-- begin Raw data --
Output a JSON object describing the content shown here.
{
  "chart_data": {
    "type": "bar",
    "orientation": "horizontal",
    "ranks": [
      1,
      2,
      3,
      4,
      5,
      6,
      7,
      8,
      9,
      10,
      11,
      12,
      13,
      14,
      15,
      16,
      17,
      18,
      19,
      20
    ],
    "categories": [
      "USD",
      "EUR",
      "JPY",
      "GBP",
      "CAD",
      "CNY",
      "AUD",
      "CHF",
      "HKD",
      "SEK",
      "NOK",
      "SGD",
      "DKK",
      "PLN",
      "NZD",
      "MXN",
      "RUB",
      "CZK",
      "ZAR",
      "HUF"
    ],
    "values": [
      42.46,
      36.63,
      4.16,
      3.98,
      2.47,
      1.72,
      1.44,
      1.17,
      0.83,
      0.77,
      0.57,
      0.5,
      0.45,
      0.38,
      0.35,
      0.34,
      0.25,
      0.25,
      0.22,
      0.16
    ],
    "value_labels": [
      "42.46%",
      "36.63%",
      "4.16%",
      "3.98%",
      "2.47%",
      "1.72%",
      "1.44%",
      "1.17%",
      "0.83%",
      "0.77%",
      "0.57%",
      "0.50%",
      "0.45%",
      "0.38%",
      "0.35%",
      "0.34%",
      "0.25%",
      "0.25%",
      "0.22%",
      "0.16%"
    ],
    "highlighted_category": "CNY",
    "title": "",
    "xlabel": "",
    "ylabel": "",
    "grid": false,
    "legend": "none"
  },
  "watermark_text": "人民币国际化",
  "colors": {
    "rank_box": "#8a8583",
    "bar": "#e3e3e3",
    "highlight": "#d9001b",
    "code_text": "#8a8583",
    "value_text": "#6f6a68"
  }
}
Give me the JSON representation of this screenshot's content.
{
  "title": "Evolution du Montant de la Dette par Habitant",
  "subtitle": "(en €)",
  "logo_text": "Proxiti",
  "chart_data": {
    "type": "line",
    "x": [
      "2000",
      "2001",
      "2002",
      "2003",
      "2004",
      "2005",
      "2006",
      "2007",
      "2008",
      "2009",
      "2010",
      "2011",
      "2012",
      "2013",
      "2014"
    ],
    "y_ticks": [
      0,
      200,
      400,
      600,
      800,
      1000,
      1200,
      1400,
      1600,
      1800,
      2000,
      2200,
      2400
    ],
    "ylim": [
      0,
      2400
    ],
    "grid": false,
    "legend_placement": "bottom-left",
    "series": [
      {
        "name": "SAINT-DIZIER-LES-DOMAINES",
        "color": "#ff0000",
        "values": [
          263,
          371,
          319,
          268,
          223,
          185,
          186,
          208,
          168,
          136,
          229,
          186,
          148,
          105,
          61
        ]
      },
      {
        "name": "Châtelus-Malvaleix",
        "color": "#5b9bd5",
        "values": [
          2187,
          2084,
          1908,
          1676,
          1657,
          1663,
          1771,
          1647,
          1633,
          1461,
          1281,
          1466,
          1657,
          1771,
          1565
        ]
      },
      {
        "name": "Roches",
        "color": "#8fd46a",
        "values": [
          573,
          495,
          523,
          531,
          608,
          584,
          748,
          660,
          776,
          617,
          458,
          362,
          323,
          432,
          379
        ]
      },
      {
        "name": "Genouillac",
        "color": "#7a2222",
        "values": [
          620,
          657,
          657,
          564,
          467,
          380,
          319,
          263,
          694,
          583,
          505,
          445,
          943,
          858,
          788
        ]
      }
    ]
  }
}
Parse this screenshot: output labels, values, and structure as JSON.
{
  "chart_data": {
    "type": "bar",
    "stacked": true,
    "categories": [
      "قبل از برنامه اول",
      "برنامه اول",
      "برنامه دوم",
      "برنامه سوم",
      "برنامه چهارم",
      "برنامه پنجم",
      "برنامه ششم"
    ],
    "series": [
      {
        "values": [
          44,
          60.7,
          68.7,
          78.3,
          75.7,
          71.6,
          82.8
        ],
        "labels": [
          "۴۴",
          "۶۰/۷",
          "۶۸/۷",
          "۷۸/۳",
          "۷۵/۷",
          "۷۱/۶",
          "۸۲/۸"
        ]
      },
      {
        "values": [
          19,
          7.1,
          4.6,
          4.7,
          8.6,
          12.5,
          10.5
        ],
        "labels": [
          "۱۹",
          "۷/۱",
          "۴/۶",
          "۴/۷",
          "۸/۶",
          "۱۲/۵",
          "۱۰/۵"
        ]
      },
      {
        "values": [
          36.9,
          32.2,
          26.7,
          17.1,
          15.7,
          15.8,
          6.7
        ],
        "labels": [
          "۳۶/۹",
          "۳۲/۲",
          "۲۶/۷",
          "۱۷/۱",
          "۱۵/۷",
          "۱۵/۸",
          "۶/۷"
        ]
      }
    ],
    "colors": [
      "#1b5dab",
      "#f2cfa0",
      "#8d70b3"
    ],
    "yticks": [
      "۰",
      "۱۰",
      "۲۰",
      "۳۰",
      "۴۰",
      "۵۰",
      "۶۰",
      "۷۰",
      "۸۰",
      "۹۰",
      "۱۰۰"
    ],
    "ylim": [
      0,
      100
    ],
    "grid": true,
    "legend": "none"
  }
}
-- end Raw data --
Write out the full listing, keeping every line exactly as it is.

• Result:
Output a JSON object describing the content shown here.
{
  "chart_data": {
    "type": "bar",
    "orientation": "horizontal",
    "ranks": [
      1,
      2,
      3,
      4,
      5,
      6,
      7,
      8,
      9,
      10,
      11,
      12,
      13,
      14,
      15,
      16,
      17,
      18,
      19,
      20
    ],
    "categories": [
      "USD",
      "EUR",
      "JPY",
      "GBP",
      "CAD",
      "CNY",
      "AUD",
      "CHF",
      "HKD",
      "SEK",
      "NOK",
      "SGD",
      "DKK",
      "PLN",
      "NZD",
      "MXN",
      "RUB",
      "CZK",
      "ZAR",
      "HUF"
    ],
    "values": [
      42.46,
      36.63,
      4.16,
      3.98,
      2.47,
      1.72,
      1.44,
      1.17,
      0.83,
      0.77,
      0.57,
      0.5,
      0.45,
      0.38,
      0.35,
      0.34,
      0.25,
      0.25,
      0.22,
      0.16
    ],
    "value_labels": [
      "42.46%",
      "36.63%",
      "4.16%",
      "3.98%",
      "2.47%",
      "1.72%",
      "1.44%",
      "1.17%",
      "0.83%",
      "0.77%",
      "0.57%",
      "0.50%",
      "0.45%",
      "0.38%",
      "0.35%",
      "0.34%",
      "0.25%",
      "0.25%",
      "0.22%",
      "0.16%"
    ],
    "highlighted_category": "CNY",
    "title": "",
    "xlabel": "",
    "ylabel": "",
    "grid": false,
    "legend": "none"
  },
  "watermark_text": "人民币国际化",
  "colors": {
    "rank_box": "#8a8583",
    "bar": "#e3e3e3",
    "highlight": "#d9001b",
    "code_text": "#8a8583",
    "value_text": "#6f6a68"
  }
}
Give me the JSON representation of this screenshot's content.
{
  "title": "Evolution du Montant de la Dette par Habitant",
  "subtitle": "(en €)",
  "logo_text": "Proxiti",
  "chart_data": {
    "type": "line",
    "x": [
      "2000",
      "2001",
      "2002",
      "2003",
      "2004",
      "2005",
      "2006",
      "2007",
      "2008",
      "2009",
      "2010",
      "2011",
      "2012",
      "2013",
      "2014"
    ],
    "y_ticks": [
      0,
      200,
      400,
      600,
      800,
      1000,
      1200,
      1400,
      1600,
      1800,
      2000,
      2200,
      2400
    ],
    "ylim": [
      0,
      2400
    ],
    "grid": false,
    "legend_placement": "bottom-left",
    "series": [
      {
        "name": "SAINT-DIZIER-LES-DOMAINES",
        "color": "#ff0000",
        "values": [
          263,
          371,
          319,
          268,
          223,
          185,
          186,
          208,
          168,
          136,
          229,
          186,
          148,
          105,
          61
        ]
      },
      {
        "name": "Châtelus-Malvaleix",
        "color": "#5b9bd5",
        "values": [
          2187,
          2084,
          1908,
          1676,
          1657,
          1663,
          1771,
          1647,
          1633,
          1461,
          1281,
          1466,
          1657,
          1771,
          1565
        ]
      },
      {
        "name": "Roches",
        "color": "#8fd46a",
        "values": [
          573,
          495,
          523,
          531,
          608,
          584,
          748,
          660,
          776,
          617,
          458,
          362,
          323,
          432,
          379
        ]
      },
      {
        "name": "Genouillac",
        "color": "#7a2222",
        "values": [
          620,
          657,
          657,
          564,
          467,
          380,
          319,
          263,
          694,
          583,
          505,
          445,
          943,
          858,
          788
        ]
      }
    ]
  }
}
Parse this screenshot: output labels, values, and structure as JSON.
{
  "chart_data": {
    "type": "bar",
    "stacked": true,
    "categories": [
      "قبل از برنامه اول",
      "برنامه اول",
      "برنامه دوم",
      "برنامه سوم",
      "برنامه چهارم",
      "برنامه پنجم",
      "برنامه ششم"
    ],
    "series": [
      {
        "values": [
          44,
          60.7,
          68.7,
          78.3,
          75.7,
          71.6,
          82.8
        ],
        "labels": [
          "۴۴",
          "۶۰/۷",
          "۶۸/۷",
          "۷۸/۳",
          "۷۵/۷",
          "۷۱/۶",
          "۸۲/۸"
        ]
      },
      {
        "values": [
          19,
          7.1,
          4.6,
          4.7,
          8.6,
          12.5,
          10.5
        ],
        "labels": [
          "۱۹",
          "۷/۱",
          "۴/۶",
          "۴/۷",
          "۸/۶",
          "۱۲/۵",
          "۱۰/۵"
        ]
      },
      {
        "values": [
          36.9,
          32.2,
          26.7,
          17.1,
          15.7,
          15.8,
          6.7
        ],
        "labels": [
          "۳۶/۹",
          "۳۲/۲",
          "۲۶/۷",
          "۱۷/۱",
          "۱۵/۷",
          "۱۵/۸",
          "۶/۷"
        ]
      }
    ],
    "colors": [
      "#1b5dab",
      "#f2cfa0",
      "#8d70b3"
    ],
    "yticks": [
      "۰",
      "۱۰",
      "۲۰",
      "۳۰",
      "۴۰",
      "۵۰",
      "۶۰",
      "۷۰",
      "۸۰",
      "۹۰",
      "۱۰۰"
    ],
    "ylim": [
      0,
      100
    ],
    "grid": true,
    "legend": "none"
  }
}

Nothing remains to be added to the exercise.